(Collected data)
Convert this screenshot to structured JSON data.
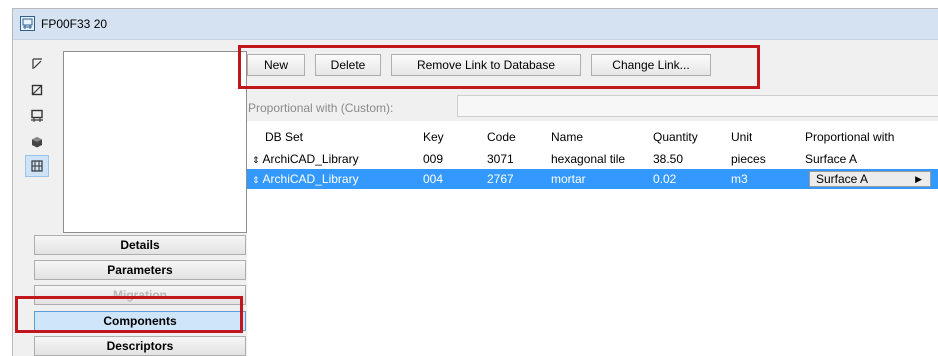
{
  "window": {
    "title": "FP00F33 20"
  },
  "toolbar": {
    "new_label": "New",
    "delete_label": "Delete",
    "remove_link_label": "Remove Link to Database",
    "change_link_label": "Change Link..."
  },
  "proportional": {
    "label": "Proportional with (Custom):",
    "value": ""
  },
  "sidebar": {
    "tools": [
      {
        "icon": "floor-plan-icon"
      },
      {
        "icon": "section-icon"
      },
      {
        "icon": "elevation-icon"
      },
      {
        "icon": "3d-view-icon"
      },
      {
        "icon": "component-icon"
      }
    ],
    "buttons": [
      {
        "label": "Details",
        "state": "normal"
      },
      {
        "label": "Parameters",
        "state": "normal"
      },
      {
        "label": "Migration",
        "state": "disabled"
      },
      {
        "label": "Components",
        "state": "active"
      },
      {
        "label": "Descriptors",
        "state": "normal"
      }
    ]
  },
  "table": {
    "columns": [
      "DB Set",
      "Key",
      "Code",
      "Name",
      "Quantity",
      "Unit",
      "Proportional with"
    ],
    "rows": [
      {
        "db_set": "ArchiCAD_Library",
        "key": "009",
        "code": "3071",
        "name": "hexagonal tile",
        "quantity": "38.50",
        "unit": "pieces",
        "proportional": "Surface A",
        "selected": false
      },
      {
        "db_set": "ArchiCAD_Library",
        "key": "004",
        "code": "2767",
        "name": "mortar",
        "quantity": "0.02",
        "unit": "m3",
        "proportional": "Surface A",
        "selected": true
      }
    ]
  },
  "colors": {
    "selection": "#3399ff",
    "highlight": "#c0161c",
    "titlebar": "#d4e2f1"
  }
}
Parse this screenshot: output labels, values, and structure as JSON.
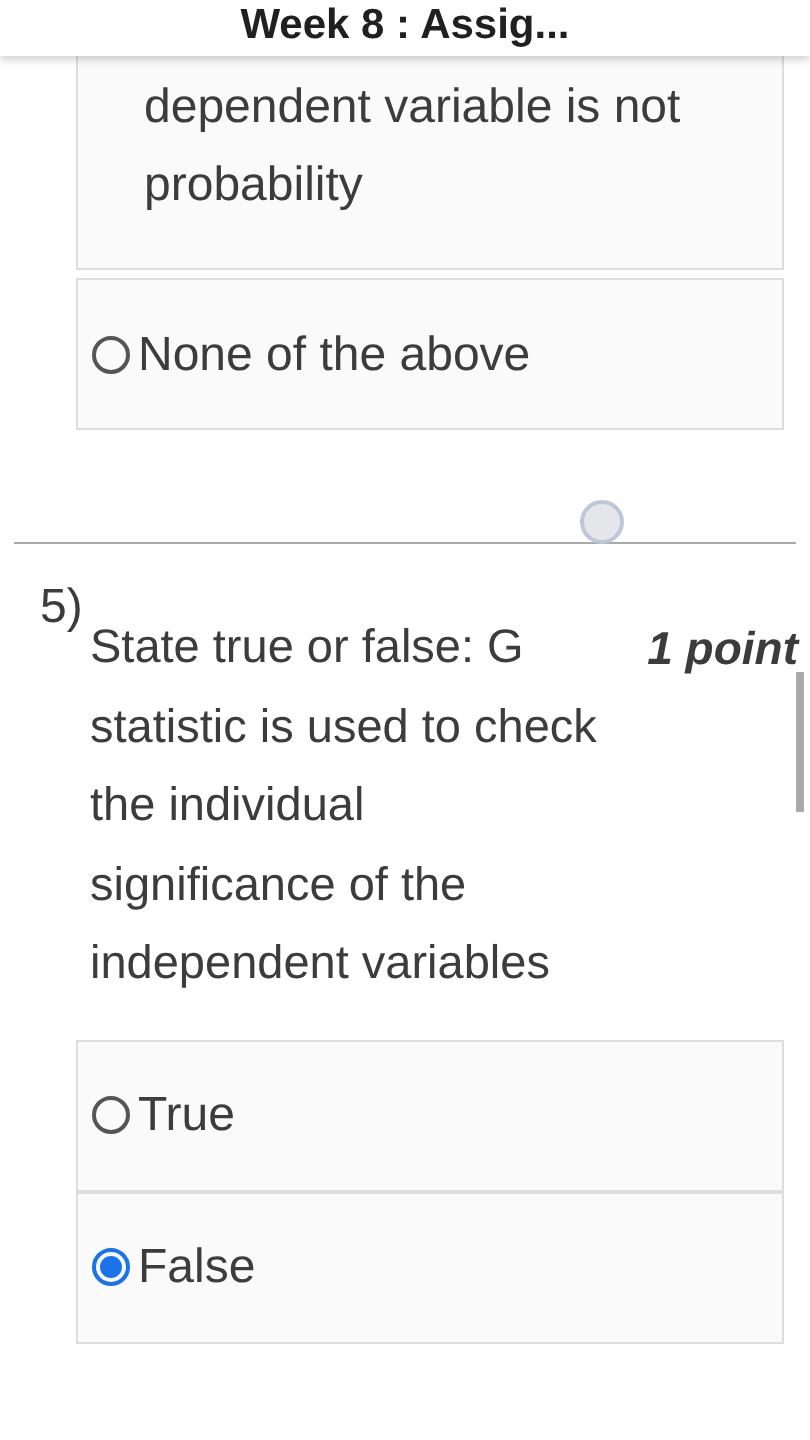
{
  "header": {
    "title": "Week 8 : Assig..."
  },
  "previous_question": {
    "options": [
      {
        "label": "dependent variable is not probability",
        "kind": "continued",
        "selected": false
      },
      {
        "label": "None of the above",
        "kind": "radio",
        "selected": false
      }
    ]
  },
  "question": {
    "number": "5)",
    "text": "State true or false: G statistic is used to check the individual significance of the independent variables",
    "points": "1 point",
    "options": [
      {
        "label": "True",
        "kind": "radio",
        "selected": false
      },
      {
        "label": "False",
        "kind": "radio",
        "selected": true
      }
    ]
  }
}
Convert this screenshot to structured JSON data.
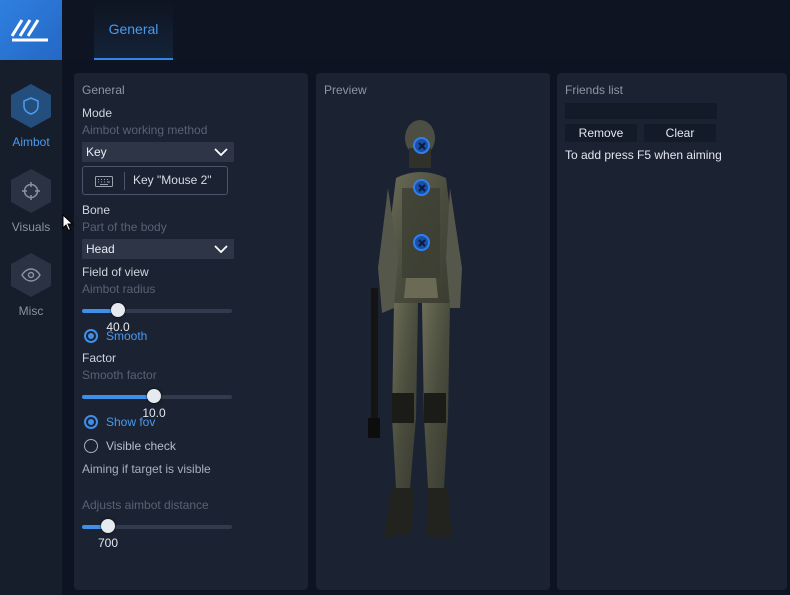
{
  "app": {
    "tabs": [
      {
        "label": "General"
      }
    ],
    "sidebar": {
      "items": [
        {
          "label": "Aimbot",
          "icon": "shield-icon",
          "active": true
        },
        {
          "label": "Visuals",
          "icon": "crosshair-icon",
          "active": false
        },
        {
          "label": "Misc",
          "icon": "eye-icon",
          "active": false
        }
      ]
    }
  },
  "general": {
    "title": "General",
    "mode": {
      "label": "Mode",
      "sub": "Aimbot working method",
      "value": "Key"
    },
    "key_button": {
      "label": "Key \"Mouse 2\""
    },
    "bone": {
      "label": "Bone",
      "sub": "Part of the body",
      "value": "Head"
    },
    "fov": {
      "label": "Field of view",
      "sub": "Aimbot radius",
      "value": "40.0",
      "fraction": 0.24
    },
    "smooth": {
      "label": "Smooth",
      "checked": true
    },
    "factor": {
      "label": "Factor",
      "sub": "Smooth factor",
      "value": "10.0",
      "fraction": 0.48
    },
    "show_fov": {
      "label": "Show fov",
      "checked": true
    },
    "visible_check": {
      "label": "Visible check",
      "checked": false,
      "hint": "Aiming if target is visible"
    },
    "distance": {
      "sub": "Adjusts aimbot distance",
      "value": "700",
      "fraction": 0.17
    }
  },
  "preview": {
    "title": "Preview"
  },
  "friends": {
    "title": "Friends list",
    "input_value": "",
    "remove_label": "Remove",
    "clear_label": "Clear",
    "hint": "To add press F5 when aiming"
  },
  "colors": {
    "accent": "#3f8fe8",
    "background": "#0d1320",
    "panel": "#1b2232"
  }
}
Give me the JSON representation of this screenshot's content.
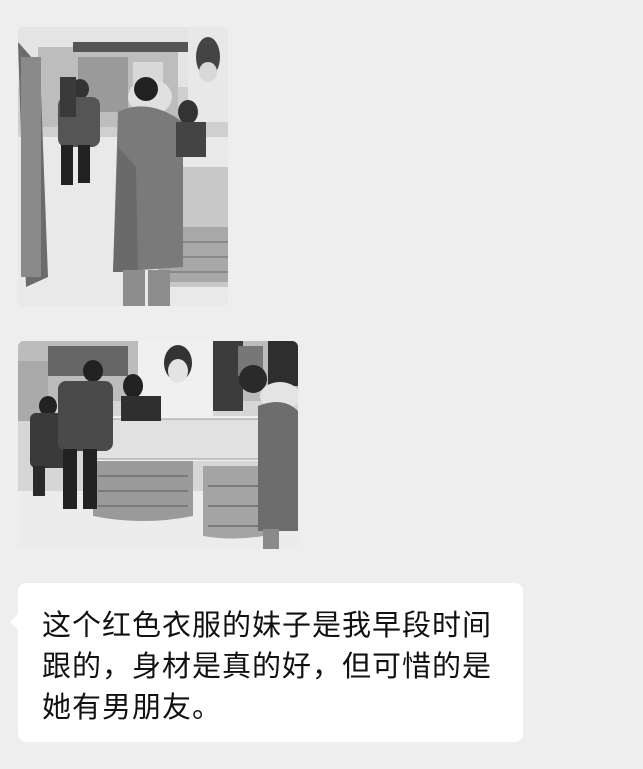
{
  "chat": {
    "messages": [
      {
        "type": "image",
        "description_icon": "photo-jewelry-store-1"
      },
      {
        "type": "image",
        "description_icon": "photo-jewelry-store-2"
      },
      {
        "type": "text",
        "text": "这个红色衣服的妹子是我早段时间跟的，身材是真的好，但可惜的是她有男朋友。"
      }
    ]
  },
  "colors": {
    "background": "#eeeeee",
    "bubble": "#ffffff",
    "text": "#111111"
  }
}
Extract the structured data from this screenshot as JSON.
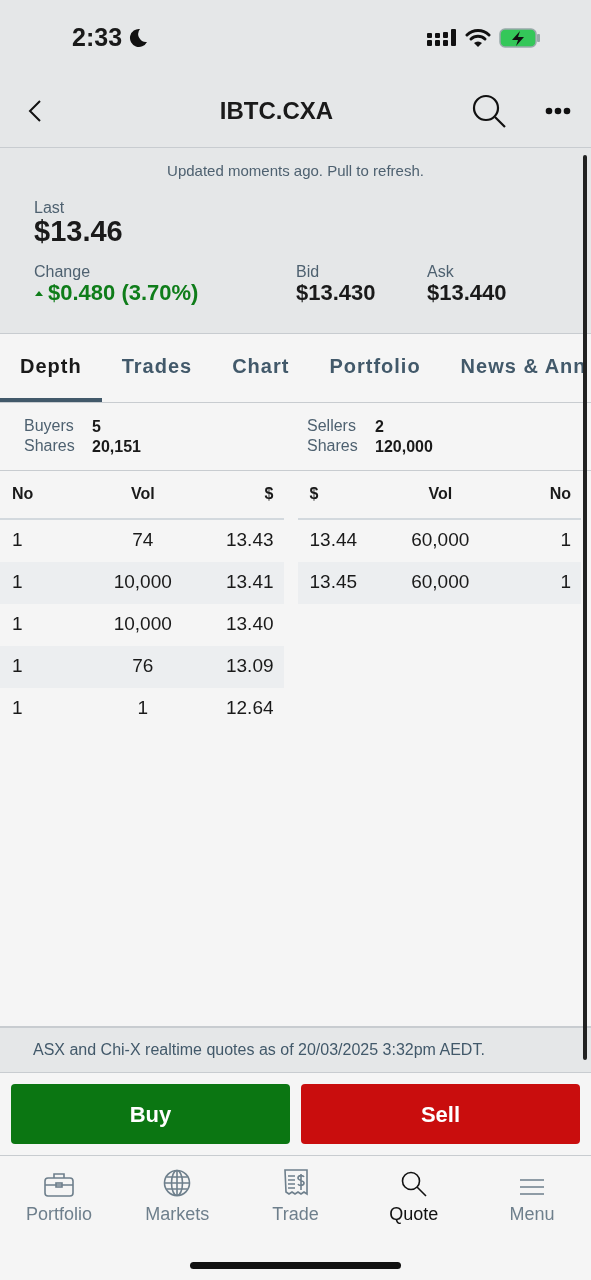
{
  "status_bar": {
    "time": "2:33"
  },
  "header": {
    "title": "IBTC.CXA"
  },
  "summary": {
    "updated": "Updated moments ago. Pull to refresh.",
    "last_label": "Last",
    "last": "$13.46",
    "change_label": "Change",
    "change": {
      "text": "$0.480 (3.70%)",
      "kind": "up"
    },
    "bid_label": "Bid",
    "bid": "$13.430",
    "ask_label": "Ask",
    "ask": "$13.440"
  },
  "tabs": [
    {
      "label": "Depth",
      "selected": true
    },
    {
      "label": "Trades",
      "selected": false
    },
    {
      "label": "Chart",
      "selected": false
    },
    {
      "label": "Portfolio",
      "selected": false
    },
    {
      "label": "News & Ann",
      "selected": false
    }
  ],
  "buyers": {
    "count_label": "Buyers",
    "count": "5",
    "shares_label": "Shares",
    "shares": "20,151"
  },
  "sellers": {
    "count_label": "Sellers",
    "count": "2",
    "shares_label": "Shares",
    "shares": "120,000"
  },
  "bids": {
    "columns": [
      "No",
      "Vol",
      "$"
    ],
    "rows": [
      [
        "1",
        "74",
        "13.43"
      ],
      [
        "1",
        "10,000",
        "13.41"
      ],
      [
        "1",
        "10,000",
        "13.40"
      ],
      [
        "1",
        "76",
        "13.09"
      ],
      [
        "1",
        "1",
        "12.64"
      ]
    ]
  },
  "asks": {
    "columns": [
      "$",
      "Vol",
      "No"
    ],
    "rows": [
      [
        "13.44",
        "60,000",
        "1"
      ],
      [
        "13.45",
        "60,000",
        "1"
      ]
    ]
  },
  "footer": "ASX and Chi-X realtime quotes as of 20/03/2025 3:32pm AEDT.",
  "buttons": [
    {
      "label": "Buy",
      "kind": "buy"
    },
    {
      "label": "Sell",
      "kind": "sell"
    }
  ],
  "nav": [
    {
      "label": "Portfolio",
      "kind": "briefcase",
      "selected": false
    },
    {
      "label": "Markets",
      "kind": "globe",
      "selected": false
    },
    {
      "label": "Trade",
      "kind": "receipt",
      "selected": false
    },
    {
      "label": "Quote",
      "kind": "search",
      "selected": true
    },
    {
      "label": "Menu",
      "kind": "menu",
      "selected": false
    }
  ]
}
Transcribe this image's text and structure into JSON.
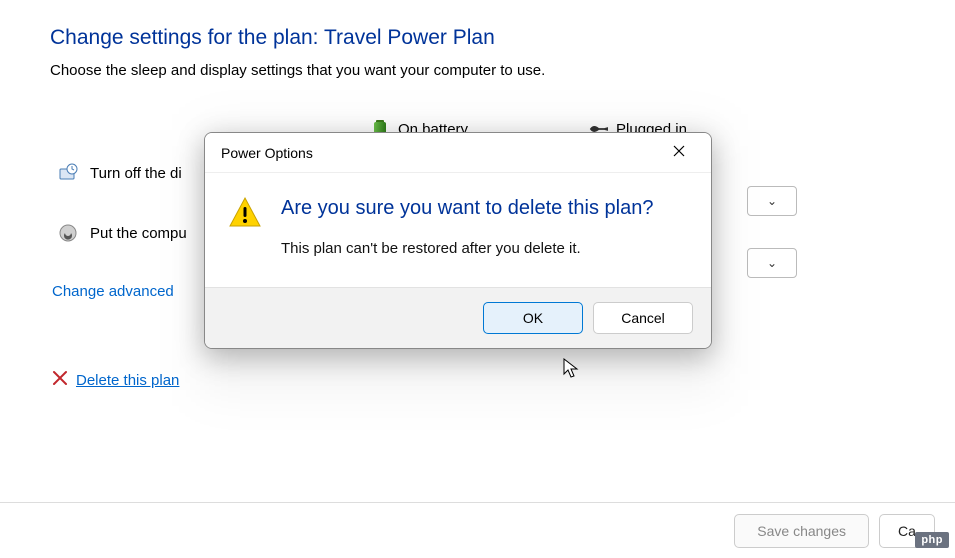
{
  "header": {
    "title_prefix": "Change settings for the plan: ",
    "plan_name": "Travel Power Plan",
    "subtitle": "Choose the sleep and display settings that you want your computer to use."
  },
  "columns": {
    "battery": "On battery",
    "plugged": "Plugged in"
  },
  "rows": {
    "display_label_visible": "Turn off the di",
    "sleep_label_visible": "Put the compu"
  },
  "links": {
    "advanced_visible": "Change advanced",
    "delete": "Delete this plan"
  },
  "buttons": {
    "save": "Save changes",
    "cancel_visible": "Ca"
  },
  "dialog": {
    "title": "Power Options",
    "heading": "Are you sure you want to delete this plan?",
    "body": "This plan can't be restored after you delete it.",
    "ok": "OK",
    "cancel": "Cancel"
  },
  "badge": "php"
}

## PROBLEM STATEMENT
Output all of the data exactly as it stands, minus any images.

## EXPECTED ANSWER
Convert this screenshot to structured JSON data.
{
  "window": {
    "title": "FP00F33 20"
  },
  "toolbar": {
    "new_label": "New",
    "delete_label": "Delete",
    "remove_link_label": "Remove Link to Database",
    "change_link_label": "Change Link..."
  },
  "proportional": {
    "label": "Proportional with (Custom):",
    "value": ""
  },
  "sidebar": {
    "tools": [
      {
        "icon": "floor-plan-icon"
      },
      {
        "icon": "section-icon"
      },
      {
        "icon": "elevation-icon"
      },
      {
        "icon": "3d-view-icon"
      },
      {
        "icon": "component-icon"
      }
    ],
    "buttons": [
      {
        "label": "Details",
        "state": "normal"
      },
      {
        "label": "Parameters",
        "state": "normal"
      },
      {
        "label": "Migration",
        "state": "disabled"
      },
      {
        "label": "Components",
        "state": "active"
      },
      {
        "label": "Descriptors",
        "state": "normal"
      }
    ]
  },
  "table": {
    "columns": [
      "DB Set",
      "Key",
      "Code",
      "Name",
      "Quantity",
      "Unit",
      "Proportional with"
    ],
    "rows": [
      {
        "db_set": "ArchiCAD_Library",
        "key": "009",
        "code": "3071",
        "name": "hexagonal tile",
        "quantity": "38.50",
        "unit": "pieces",
        "proportional": "Surface A",
        "selected": false
      },
      {
        "db_set": "ArchiCAD_Library",
        "key": "004",
        "code": "2767",
        "name": "mortar",
        "quantity": "0.02",
        "unit": "m3",
        "proportional": "Surface A",
        "selected": true
      }
    ]
  },
  "colors": {
    "selection": "#3399ff",
    "highlight": "#c0161c",
    "titlebar": "#d4e2f1"
  }
}
Parse this screenshot: output labels, values, and structure as JSON.
{
  "header": {
    "title": "Week 8 : Assig..."
  },
  "previous_question": {
    "options": [
      {
        "label": "dependent variable is not probability",
        "kind": "continued",
        "selected": false
      },
      {
        "label": "None of the above",
        "kind": "radio",
        "selected": false
      }
    ]
  },
  "question": {
    "number": "5)",
    "text": "State true or false: G statistic is used to check the individual significance of the independent variables",
    "points": "1 point",
    "options": [
      {
        "label": "True",
        "kind": "radio",
        "selected": false
      },
      {
        "label": "False",
        "kind": "radio",
        "selected": true
      }
    ]
  }
}
Convert this screenshot to structured JSON data.
{
  "app": {
    "tabs": [
      {
        "label": "General"
      }
    ],
    "sidebar": {
      "items": [
        {
          "label": "Aimbot",
          "icon": "shield-icon",
          "active": true
        },
        {
          "label": "Visuals",
          "icon": "crosshair-icon",
          "active": false
        },
        {
          "label": "Misc",
          "icon": "eye-icon",
          "active": false
        }
      ]
    }
  },
  "general": {
    "title": "General",
    "mode": {
      "label": "Mode",
      "sub": "Aimbot working method",
      "value": "Key"
    },
    "key_button": {
      "label": "Key \"Mouse 2\""
    },
    "bone": {
      "label": "Bone",
      "sub": "Part of the body",
      "value": "Head"
    },
    "fov": {
      "label": "Field of view",
      "sub": "Aimbot radius",
      "value": "40.0",
      "fraction": 0.24
    },
    "smooth": {
      "label": "Smooth",
      "checked": true
    },
    "factor": {
      "label": "Factor",
      "sub": "Smooth factor",
      "value": "10.0",
      "fraction": 0.48
    },
    "show_fov": {
      "label": "Show fov",
      "checked": true
    },
    "visible_check": {
      "label": "Visible check",
      "checked": false,
      "hint": "Aiming if target is visible"
    },
    "distance": {
      "sub": "Adjusts aimbot distance",
      "value": "700",
      "fraction": 0.17
    }
  },
  "preview": {
    "title": "Preview"
  },
  "friends": {
    "title": "Friends list",
    "input_value": "",
    "remove_label": "Remove",
    "clear_label": "Clear",
    "hint": "To add press F5 when aiming"
  },
  "colors": {
    "accent": "#3f8fe8",
    "background": "#0d1320",
    "panel": "#1b2232"
  }
}
Give me the JSON representation of this screenshot's content.
{
  "chat": {
    "messages": [
      {
        "type": "image",
        "description_icon": "photo-jewelry-store-1"
      },
      {
        "type": "image",
        "description_icon": "photo-jewelry-store-2"
      },
      {
        "type": "text",
        "text": "这个红色衣服的妹子是我早段时间跟的，身材是真的好，但可惜的是她有男朋友。"
      }
    ]
  },
  "colors": {
    "background": "#eeeeee",
    "bubble": "#ffffff",
    "text": "#111111"
  }
}
Extract the structured data from this screenshot as JSON.
{
  "status_bar": {
    "time": "2:33"
  },
  "header": {
    "title": "IBTC.CXA"
  },
  "summary": {
    "updated": "Updated moments ago. Pull to refresh.",
    "last_label": "Last",
    "last": "$13.46",
    "change_label": "Change",
    "change": {
      "text": "$0.480 (3.70%)",
      "kind": "up"
    },
    "bid_label": "Bid",
    "bid": "$13.430",
    "ask_label": "Ask",
    "ask": "$13.440"
  },
  "tabs": [
    {
      "label": "Depth",
      "selected": true
    },
    {
      "label": "Trades",
      "selected": false
    },
    {
      "label": "Chart",
      "selected": false
    },
    {
      "label": "Portfolio",
      "selected": false
    },
    {
      "label": "News & Ann",
      "selected": false
    }
  ],
  "buyers": {
    "count_label": "Buyers",
    "count": "5",
    "shares_label": "Shares",
    "shares": "20,151"
  },
  "sellers": {
    "count_label": "Sellers",
    "count": "2",
    "shares_label": "Shares",
    "shares": "120,000"
  },
  "bids": {
    "columns": [
      "No",
      "Vol",
      "$"
    ],
    "rows": [
      [
        "1",
        "74",
        "13.43"
      ],
      [
        "1",
        "10,000",
        "13.41"
      ],
      [
        "1",
        "10,000",
        "13.40"
      ],
      [
        "1",
        "76",
        "13.09"
      ],
      [
        "1",
        "1",
        "12.64"
      ]
    ]
  },
  "asks": {
    "columns": [
      "$",
      "Vol",
      "No"
    ],
    "rows": [
      [
        "13.44",
        "60,000",
        "1"
      ],
      [
        "13.45",
        "60,000",
        "1"
      ]
    ]
  },
  "footer": "ASX and Chi-X realtime quotes as of 20/03/2025 3:32pm AEDT.",
  "buttons": [
    {
      "label": "Buy",
      "kind": "buy"
    },
    {
      "label": "Sell",
      "kind": "sell"
    }
  ],
  "nav": [
    {
      "label": "Portfolio",
      "kind": "briefcase",
      "selected": false
    },
    {
      "label": "Markets",
      "kind": "globe",
      "selected": false
    },
    {
      "label": "Trade",
      "kind": "receipt",
      "selected": false
    },
    {
      "label": "Quote",
      "kind": "search",
      "selected": true
    },
    {
      "label": "Menu",
      "kind": "menu",
      "selected": false
    }
  ]
}
Transcribe this image's text and structure into JSON.
{
  "header": {
    "title_prefix": "Change settings for the plan: ",
    "plan_name": "Travel Power Plan",
    "subtitle": "Choose the sleep and display settings that you want your computer to use."
  },
  "columns": {
    "battery": "On battery",
    "plugged": "Plugged in"
  },
  "rows": {
    "display_label_visible": "Turn off the di",
    "sleep_label_visible": "Put the compu"
  },
  "links": {
    "advanced_visible": "Change advanced",
    "delete": "Delete this plan"
  },
  "buttons": {
    "save": "Save changes",
    "cancel_visible": "Ca"
  },
  "dialog": {
    "title": "Power Options",
    "heading": "Are you sure you want to delete this plan?",
    "body": "This plan can't be restored after you delete it.",
    "ok": "OK",
    "cancel": "Cancel"
  },
  "badge": "php"
}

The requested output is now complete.